▶ TASK BRIEF: Where the word "this" occurs in a line, return that line.

▶ RECORDS PROVIDED:
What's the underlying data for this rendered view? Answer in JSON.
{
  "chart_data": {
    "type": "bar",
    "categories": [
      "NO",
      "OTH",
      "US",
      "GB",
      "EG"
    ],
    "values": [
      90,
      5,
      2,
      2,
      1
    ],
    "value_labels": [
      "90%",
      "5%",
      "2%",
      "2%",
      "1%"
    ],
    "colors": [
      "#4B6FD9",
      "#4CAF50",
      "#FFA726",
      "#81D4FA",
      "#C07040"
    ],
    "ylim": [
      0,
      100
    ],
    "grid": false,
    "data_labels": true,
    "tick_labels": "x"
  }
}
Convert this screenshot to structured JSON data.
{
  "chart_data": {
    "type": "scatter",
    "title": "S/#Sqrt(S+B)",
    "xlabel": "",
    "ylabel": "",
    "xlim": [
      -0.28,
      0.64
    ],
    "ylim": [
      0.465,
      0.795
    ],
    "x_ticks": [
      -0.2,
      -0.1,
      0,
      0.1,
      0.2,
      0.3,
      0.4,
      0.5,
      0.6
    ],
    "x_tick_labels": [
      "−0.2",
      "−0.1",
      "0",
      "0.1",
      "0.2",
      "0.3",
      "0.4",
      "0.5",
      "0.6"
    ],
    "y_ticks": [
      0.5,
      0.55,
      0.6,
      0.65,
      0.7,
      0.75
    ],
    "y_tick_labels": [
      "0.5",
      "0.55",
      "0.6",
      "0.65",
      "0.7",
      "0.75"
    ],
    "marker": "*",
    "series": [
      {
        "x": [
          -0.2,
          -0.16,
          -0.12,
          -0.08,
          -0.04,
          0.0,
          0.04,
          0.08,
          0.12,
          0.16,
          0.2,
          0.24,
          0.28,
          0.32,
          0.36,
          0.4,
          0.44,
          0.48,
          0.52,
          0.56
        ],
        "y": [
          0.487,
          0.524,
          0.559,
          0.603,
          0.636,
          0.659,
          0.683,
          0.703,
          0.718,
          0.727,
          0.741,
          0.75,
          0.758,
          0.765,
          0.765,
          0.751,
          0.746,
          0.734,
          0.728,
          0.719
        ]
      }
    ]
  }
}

▶ TASK OUTPUT:
What's the underlying data for this rendered view? Answer in JSON.
Convert this screenshot to structured JSON data.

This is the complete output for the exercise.